__Prompt__: Each line in the entries below that holds the string "матрице" is to be listed.

************

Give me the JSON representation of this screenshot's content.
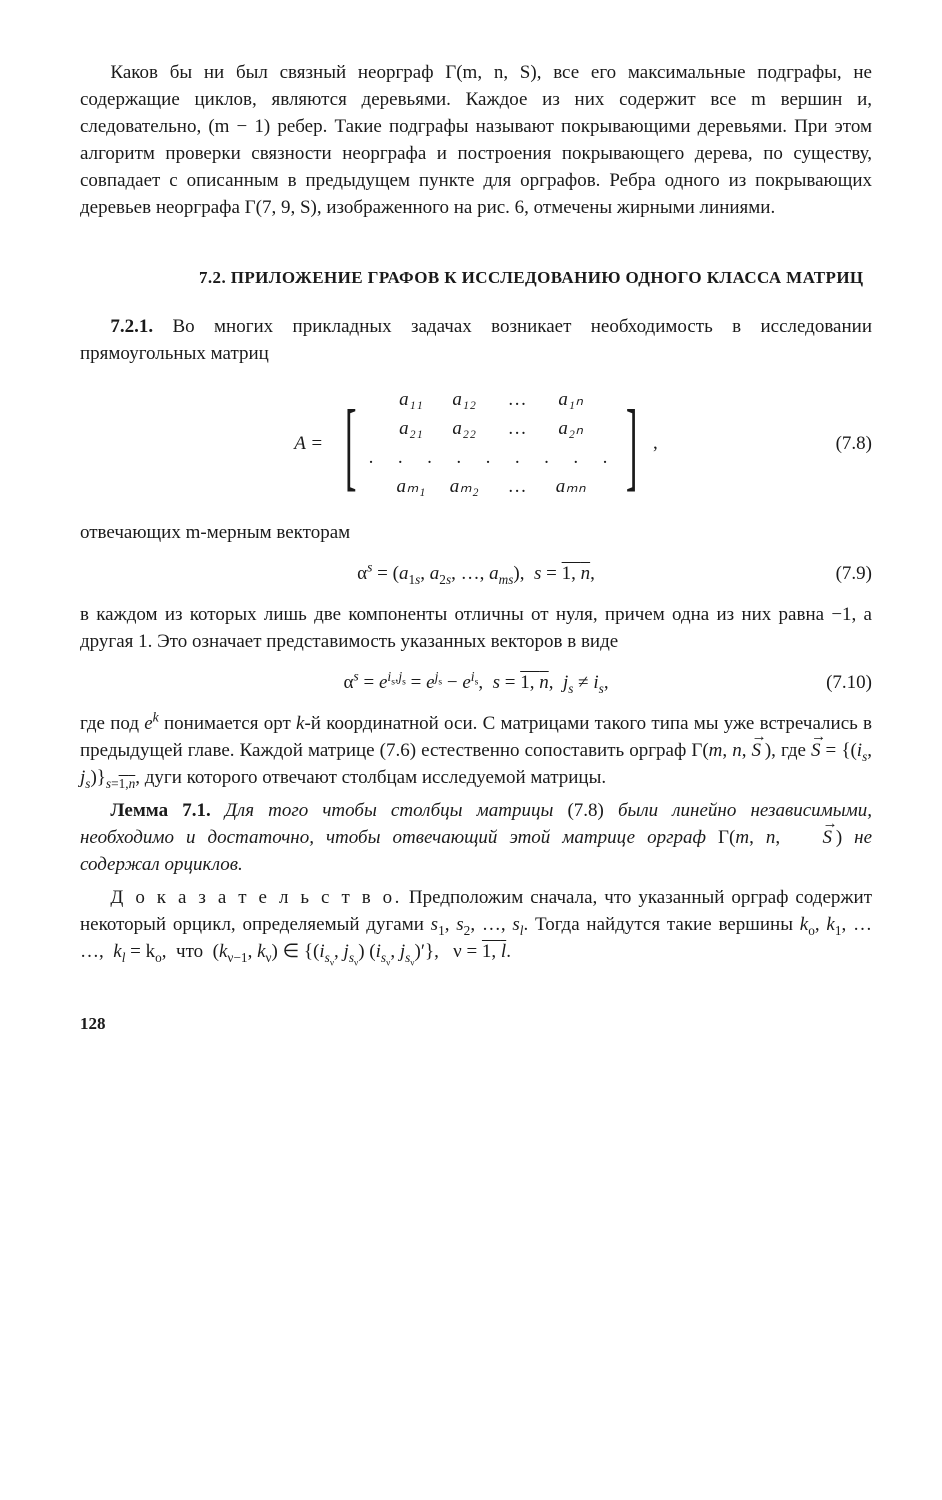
{
  "para1": "Каков бы ни был связный неорграф Γ(m, n, S), все его максимальные подграфы, не содержащие циклов, являются деревьями. Каждое из них содержит все m вершин и, следовательно, (m − 1) ребер. Такие подграфы называют покрывающими деревьями. При этом алгоритм проверки связности неорграфа и построения покрывающего дерева, по существу, совпадает с описанным в предыдущем пункте для орграфов. Ребра одного из покрывающих деревьев неорграфа Γ(7, 9, S), изображенного на рис. 6, отмечены жирными линиями.",
  "sectionHeading": "7.2. ПРИЛОЖЕНИЕ ГРАФОВ К ИССЛЕДОВАНИЮ ОДНОГО КЛАССА МАТРИЦ",
  "para2_lead": "7.2.1.",
  "para2_rest": " Во многих прикладных задачах возникает необходимость в исследовании прямоугольных матриц",
  "eq78": {
    "prefix": "A =",
    "rows": [
      [
        "a₁₁",
        "a₁₂",
        "…",
        "a₁ₙ"
      ],
      [
        "a₂₁",
        "a₂₂",
        "…",
        "a₂ₙ"
      ],
      [
        ".",
        ".",
        ".",
        "."
      ],
      [
        "aₘ₁",
        "aₘ₂",
        "…",
        "aₘₙ"
      ]
    ],
    "suffix": ",",
    "num": "(7.8)"
  },
  "para3": "отвечающих m-мерным векторам",
  "eq79": {
    "text_html": "α<sup><i>s</i></sup> = (<i>a</i><sub>1<i>s</i></sub>, <i>a</i><sub>2<i>s</i></sub>, …, <i>a</i><sub><i>ms</i></sub>),&nbsp; <i>s</i> = <span class=\"overline\">1, <i>n</i></span>,",
    "num": "(7.9)"
  },
  "para4": "в каждом из которых лишь две компоненты отличны от нуля, причем одна из них равна −1, а другая 1. Это означает представимость указанных векторов в виде",
  "eq710": {
    "text_html": "α<sup><i>s</i></sup> = <i>e</i><sup><i>i</i><sub>s</sub>,<i>j</i><sub>s</sub></sup> = <i>e</i><sup><i>j</i><sub>s</sub></sup> − <i>e</i><sup><i>i</i><sub>s</sub></sup>,&nbsp; <i>s</i> = <span class=\"overline\">1, <i>n</i></span>,&nbsp; <i>j</i><sub><i>s</i></sub> ≠ <i>i</i><sub><i>s</i></sub>,",
    "num": "(7.10)"
  },
  "para5_html": "где под <i>e</i><sup><i>k</i></sup> понимается орт <i>k</i>-й координатной оси. С матрицами такого типа мы уже встречались в предыдущей главе. Каждой матрице (7.6) естественно сопоставить орграф Γ(<i>m</i>,&nbsp;<i>n</i>,&nbsp;<span class=\"arrow-over\"><i>S</i></span>&thinsp;), где <span class=\"arrow-over\"><i>S</i></span> = {(<i>i</i><sub><i>s</i></sub>, <i>j</i><sub><i>s</i></sub>)}<sub><i>s</i>=<span class=\"overline\">1,<i>n</i></span></sub>, дуги которого отвечают столбцам исследуемой матрицы.",
  "lemma_label": "Лемма 7.1.",
  "lemma_body_html": " <i>Для того чтобы столбцы матрицы</i> (7.8) <i>были линейно независимыми, необходимо и достаточно, чтобы отвечающий этой матрице орграф</i> Γ(<i>m</i>, <i>n</i>, <span class=\"arrow-over\"><i>S</i></span>&thinsp;) <i>не содержал орциклов.</i>",
  "proof_label": "Д о к а з а т е л ь с т в о.",
  "proof_body_html": " Предположим сначала, что указанный орграф содержит некоторый орцикл, определяемый дугами <i>s</i><sub>1</sub>, <i>s</i><sub>2</sub>, …, <i>s</i><sub><i>l</i></sub>. Тогда найдутся такие вершины <i>k</i><sub>o</sub>, <i>k</i><sub>1</sub>, … …,&nbsp;&nbsp;<i>k</i><sub><i>l</i></sub> = k<sub>o</sub>,&nbsp;&nbsp;что&nbsp;&nbsp;(<i>k</i><sub>ν−1</sub>, <i>k</i><sub>ν</sub>) ∈ {(<i>i</i><sub><i>s</i><sub>ν</sub></sub>, <i>j</i><sub><i>s</i><sub>ν</sub></sub>)&nbsp;(<i>i</i><sub><i>s</i><sub>ν</sub></sub>, <i>j</i><sub><i>s</i><sub>ν</sub></sub>)′},&nbsp;&nbsp;&nbsp;ν = <span class=\"overline\">1, <i>l</i></span>.",
  "pageNumber": "128"
}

************

__Exercise solution__:
  "para5_html": "где под <i>e</i><sup><i>k</i></sup> понимается орт <i>k</i>-й координатной оси. С матрицами такого типа мы уже встречались в предыдущей главе. Каждой матрице (7.6) естественно сопоставить орграф Γ(<i>m</i>,&nbsp;<i>n</i>,&nbsp;<span class=\"arrow-over\"><i>S</i></span>&thinsp;), где <span class=\"arrow-over\"><i>S</i></span> = {(<i>i</i><sub><i>s</i></sub>, <i>j</i><sub><i>s</i></sub>)}<sub><i>s</i>=<span class=\"overline\">1,<i>n</i></span></sub>, дуги которого отвечают столбцам исследуемой матрицы.",
  "lemma_body_html": " <i>Для того чтобы столбцы матрицы</i> (7.8) <i>были линейно независимыми, необходимо и достаточно, чтобы отвечающий этой матрице орграф</i> Γ(<i>m</i>, <i>n</i>, <span class=\"arrow-over\"><i>S</i></span>&thinsp;) <i>не содержал орциклов.</i>",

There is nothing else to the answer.